(SOURCE EXTRACT)

He had a surprise, he had one outlet that was "so wrong" that it tested "OK" with a 3-lite outlet tester but was seriously bad. That was a LONG time ago, and I can't remember how he wired it, hot to gnd and Neu/Hot reversed? Any ideas anyone?

Oh yea, he also had an outlet that was completely drywalled over with a nite-lite bulb in it....
(for the thermal camera)

I am thinking of building one for show-n-tell at our local meeting... any thoughts on what YOU would want to see as examples of "bad" wiring. The back will be open/plexi like in a basement so you could SEE some of the other things... (speaker/lamp wire, no box, bootleg gnd on 2-wire AC, over-stripped, etc...)

Bob of Inspectionsbybob

Lon Henderson
09-12-2017, 01:55 PM
A boot leg ground will fool a 3-light tester.

We have a set up at the school. The catch with a plexiglass "wall" is that clever students can see the wiring and figure out what's wrong. I suggest an opaque wall that you can step around to the back and see what is going on. It's fun with mis-wired GFCIs, etc. And of course, throw in a few correct ones that will leave them trying to figure out what's going on.

(End SOURCE EXTRACT)
(RECORDS SUPPLIED)

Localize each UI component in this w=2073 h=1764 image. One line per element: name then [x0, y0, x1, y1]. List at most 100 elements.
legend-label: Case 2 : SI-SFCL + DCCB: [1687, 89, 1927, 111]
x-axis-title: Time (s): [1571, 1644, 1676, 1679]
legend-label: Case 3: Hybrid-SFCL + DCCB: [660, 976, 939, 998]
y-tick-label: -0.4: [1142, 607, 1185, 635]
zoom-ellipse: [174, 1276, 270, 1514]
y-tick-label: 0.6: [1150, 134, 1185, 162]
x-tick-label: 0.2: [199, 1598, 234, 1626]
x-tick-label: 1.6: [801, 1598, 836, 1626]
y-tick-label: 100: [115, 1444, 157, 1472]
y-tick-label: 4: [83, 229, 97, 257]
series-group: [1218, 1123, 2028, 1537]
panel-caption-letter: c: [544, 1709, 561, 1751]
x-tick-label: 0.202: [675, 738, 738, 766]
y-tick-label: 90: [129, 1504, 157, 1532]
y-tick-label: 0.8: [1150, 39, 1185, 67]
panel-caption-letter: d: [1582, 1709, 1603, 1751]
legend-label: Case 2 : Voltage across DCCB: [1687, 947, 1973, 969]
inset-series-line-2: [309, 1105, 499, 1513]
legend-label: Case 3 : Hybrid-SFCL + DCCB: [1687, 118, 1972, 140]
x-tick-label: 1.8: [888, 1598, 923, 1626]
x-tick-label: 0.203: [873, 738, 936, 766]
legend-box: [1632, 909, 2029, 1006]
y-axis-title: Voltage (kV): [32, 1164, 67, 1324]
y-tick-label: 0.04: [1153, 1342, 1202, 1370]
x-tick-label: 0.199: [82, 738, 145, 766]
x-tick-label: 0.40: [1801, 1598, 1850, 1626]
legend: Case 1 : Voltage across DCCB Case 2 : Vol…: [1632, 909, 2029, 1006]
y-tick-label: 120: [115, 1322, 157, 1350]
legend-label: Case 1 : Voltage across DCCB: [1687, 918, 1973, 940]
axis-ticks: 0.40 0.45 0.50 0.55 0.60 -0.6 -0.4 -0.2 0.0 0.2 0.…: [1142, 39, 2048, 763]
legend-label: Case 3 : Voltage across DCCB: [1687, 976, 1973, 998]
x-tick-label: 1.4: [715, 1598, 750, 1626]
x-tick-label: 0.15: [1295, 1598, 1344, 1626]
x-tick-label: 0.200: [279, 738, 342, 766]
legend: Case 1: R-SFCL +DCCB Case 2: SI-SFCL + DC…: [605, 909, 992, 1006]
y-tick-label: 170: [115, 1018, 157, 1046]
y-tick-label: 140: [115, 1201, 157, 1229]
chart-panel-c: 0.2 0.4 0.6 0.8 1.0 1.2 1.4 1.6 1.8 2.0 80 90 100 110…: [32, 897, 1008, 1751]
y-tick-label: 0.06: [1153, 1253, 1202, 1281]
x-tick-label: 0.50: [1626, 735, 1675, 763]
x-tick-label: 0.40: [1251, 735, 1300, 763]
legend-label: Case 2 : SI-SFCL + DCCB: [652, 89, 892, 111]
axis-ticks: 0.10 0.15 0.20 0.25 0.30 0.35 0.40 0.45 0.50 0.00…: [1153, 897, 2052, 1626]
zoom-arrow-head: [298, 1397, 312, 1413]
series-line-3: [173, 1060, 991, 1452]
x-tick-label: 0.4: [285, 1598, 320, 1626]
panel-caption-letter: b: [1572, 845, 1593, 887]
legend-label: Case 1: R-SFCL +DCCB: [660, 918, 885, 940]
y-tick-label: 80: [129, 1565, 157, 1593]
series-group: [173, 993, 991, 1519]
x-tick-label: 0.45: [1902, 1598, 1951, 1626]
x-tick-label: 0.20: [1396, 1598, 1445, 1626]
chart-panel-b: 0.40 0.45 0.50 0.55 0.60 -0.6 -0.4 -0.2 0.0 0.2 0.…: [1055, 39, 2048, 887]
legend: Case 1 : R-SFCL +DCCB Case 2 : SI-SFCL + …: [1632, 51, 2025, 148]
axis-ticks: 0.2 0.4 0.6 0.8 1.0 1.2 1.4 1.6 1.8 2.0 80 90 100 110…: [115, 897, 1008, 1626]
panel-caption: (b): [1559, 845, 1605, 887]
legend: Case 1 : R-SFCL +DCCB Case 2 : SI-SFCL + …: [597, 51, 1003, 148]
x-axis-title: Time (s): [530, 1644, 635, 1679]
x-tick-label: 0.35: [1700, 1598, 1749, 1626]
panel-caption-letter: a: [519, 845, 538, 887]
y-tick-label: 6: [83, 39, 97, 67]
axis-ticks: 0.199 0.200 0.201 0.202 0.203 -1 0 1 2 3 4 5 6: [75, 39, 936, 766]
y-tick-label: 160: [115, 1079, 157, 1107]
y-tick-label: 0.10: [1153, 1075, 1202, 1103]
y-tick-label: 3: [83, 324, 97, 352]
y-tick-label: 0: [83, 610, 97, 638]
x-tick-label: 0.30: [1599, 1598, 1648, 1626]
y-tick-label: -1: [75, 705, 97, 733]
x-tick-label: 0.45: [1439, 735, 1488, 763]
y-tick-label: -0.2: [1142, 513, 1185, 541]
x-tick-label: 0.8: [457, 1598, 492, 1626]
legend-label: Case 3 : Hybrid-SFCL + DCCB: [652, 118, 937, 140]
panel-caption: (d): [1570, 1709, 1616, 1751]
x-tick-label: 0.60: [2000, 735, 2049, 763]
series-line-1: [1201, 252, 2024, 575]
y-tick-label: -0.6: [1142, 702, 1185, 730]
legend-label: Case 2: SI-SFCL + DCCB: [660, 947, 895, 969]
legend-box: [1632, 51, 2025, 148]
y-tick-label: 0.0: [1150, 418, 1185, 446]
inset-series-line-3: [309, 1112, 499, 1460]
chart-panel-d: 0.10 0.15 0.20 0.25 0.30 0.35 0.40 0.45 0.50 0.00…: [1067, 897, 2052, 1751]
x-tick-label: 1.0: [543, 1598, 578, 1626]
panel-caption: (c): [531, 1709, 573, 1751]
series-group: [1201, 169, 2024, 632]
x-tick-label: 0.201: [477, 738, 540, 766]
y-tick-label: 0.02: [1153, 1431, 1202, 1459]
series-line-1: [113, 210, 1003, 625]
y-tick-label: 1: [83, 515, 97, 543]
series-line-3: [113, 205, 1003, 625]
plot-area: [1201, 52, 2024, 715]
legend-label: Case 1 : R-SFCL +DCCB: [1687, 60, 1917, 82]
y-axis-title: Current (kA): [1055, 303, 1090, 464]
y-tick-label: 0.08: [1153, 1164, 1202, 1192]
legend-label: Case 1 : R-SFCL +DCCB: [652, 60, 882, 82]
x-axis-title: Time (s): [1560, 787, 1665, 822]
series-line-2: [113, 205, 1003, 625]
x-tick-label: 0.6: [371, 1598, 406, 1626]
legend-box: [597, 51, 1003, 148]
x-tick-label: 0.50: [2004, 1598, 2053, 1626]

(End RECORDS SUPPLIED)

• _TASK PROMPT_
Please rewrite the part of the outlet wiring thread that begins at "(for the thermal" and stops after "AC, over-stripped, etc...)", swapping "show-n-tell" for "demonstration". These items come from a different source than the outlet wiring thread.

• _SOLVED EXERCISE_
(for the thermal camera)

I am thinking of building one for demonstration at our local meeting... any thoughts on what YOU would want to see as examples of "bad" wiring. The back will be open/plexi like in a basement so you could SEE some of the other things... (speaker/lamp wire, no box, bootleg gnd on 2-wire AC, over-stripped, etc...)